- **Given task**:
Copy the data below exactly, omitting any picture it contains.

>> BEGIN Material to process

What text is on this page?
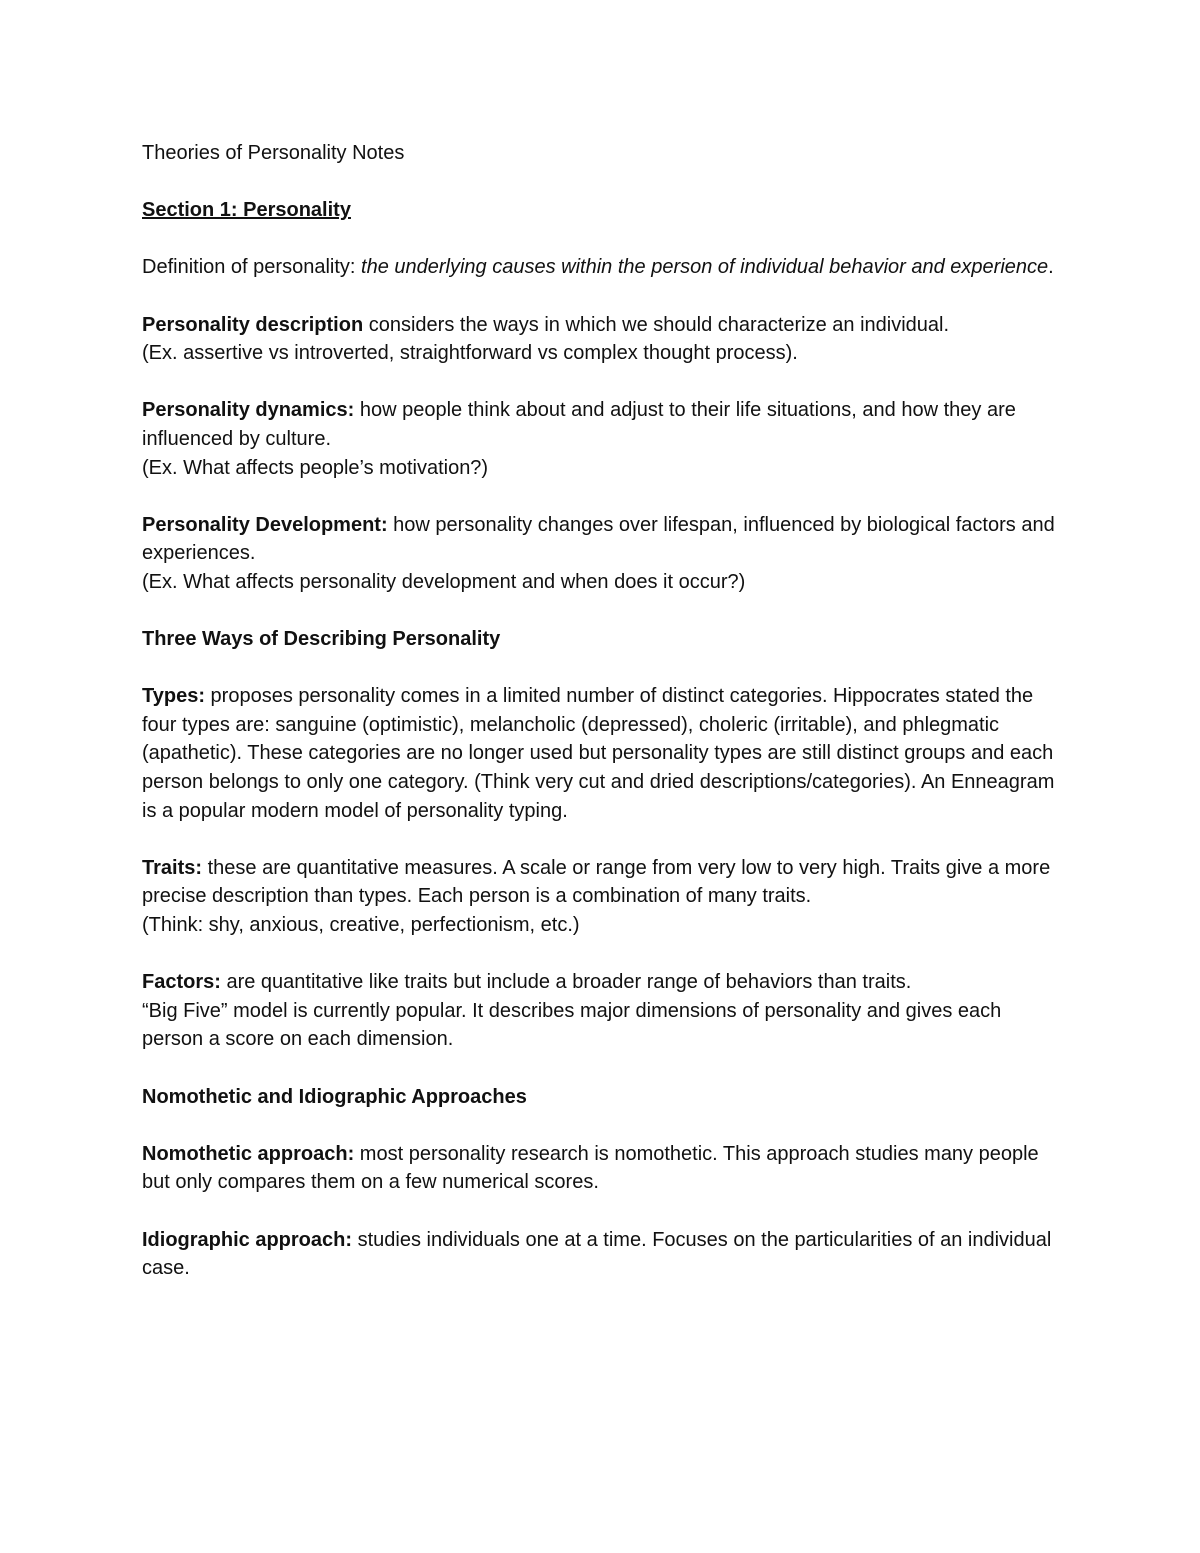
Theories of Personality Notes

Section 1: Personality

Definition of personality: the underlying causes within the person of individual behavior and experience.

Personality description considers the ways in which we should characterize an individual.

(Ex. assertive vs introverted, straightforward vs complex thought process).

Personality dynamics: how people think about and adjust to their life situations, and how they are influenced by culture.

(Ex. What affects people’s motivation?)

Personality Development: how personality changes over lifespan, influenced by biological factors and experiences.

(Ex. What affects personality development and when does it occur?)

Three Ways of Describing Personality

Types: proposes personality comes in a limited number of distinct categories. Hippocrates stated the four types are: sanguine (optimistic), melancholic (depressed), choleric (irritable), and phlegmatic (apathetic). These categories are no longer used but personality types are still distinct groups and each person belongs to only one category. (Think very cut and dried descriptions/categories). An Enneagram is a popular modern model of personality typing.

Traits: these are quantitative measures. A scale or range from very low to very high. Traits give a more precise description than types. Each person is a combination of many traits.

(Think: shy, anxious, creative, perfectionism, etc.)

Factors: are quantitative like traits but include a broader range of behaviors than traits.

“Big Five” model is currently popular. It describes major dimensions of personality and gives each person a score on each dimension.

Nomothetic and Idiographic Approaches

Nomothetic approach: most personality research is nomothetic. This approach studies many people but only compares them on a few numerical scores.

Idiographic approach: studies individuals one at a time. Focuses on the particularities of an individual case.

>> END Material to process

- **Answer to the problem**:
What text is on this page?
Theories of Personality Notes

Section 1: Personality

Definition of personality: the underlying causes within the person of individual behavior and experience.

Personality description considers the ways in which we should characterize an individual.

(Ex. assertive vs introverted, straightforward vs complex thought process).

Personality dynamics: how people think about and adjust to their life situations, and how they are influenced by culture.

(Ex. What affects people’s motivation?)

Personality Development: how personality changes over lifespan, influenced by biological factors and experiences.

(Ex. What affects personality development and when does it occur?)

Three Ways of Describing Personality

Types: proposes personality comes in a limited number of distinct categories. Hippocrates stated the four types are: sanguine (optimistic), melancholic (depressed), choleric (irritable), and phlegmatic (apathetic). These categories are no longer used but personality types are still distinct groups and each person belongs to only one category. (Think very cut and dried descriptions/categories). An Enneagram is a popular modern model of personality typing.

Traits: these are quantitative measures. A scale or range from very low to very high. Traits give a more precise description than types. Each person is a combination of many traits.

(Think: shy, anxious, creative, perfectionism, etc.)

Factors: are quantitative like traits but include a broader range of behaviors than traits.

“Big Five” model is currently popular. It describes major dimensions of personality and gives each person a score on each dimension.

Nomothetic and Idiographic Approaches

Nomothetic approach: most personality research is nomothetic. This approach studies many people but only compares them on a few numerical scores.

Idiographic approach: studies individuals one at a time. Focuses on the particularities of an individual case.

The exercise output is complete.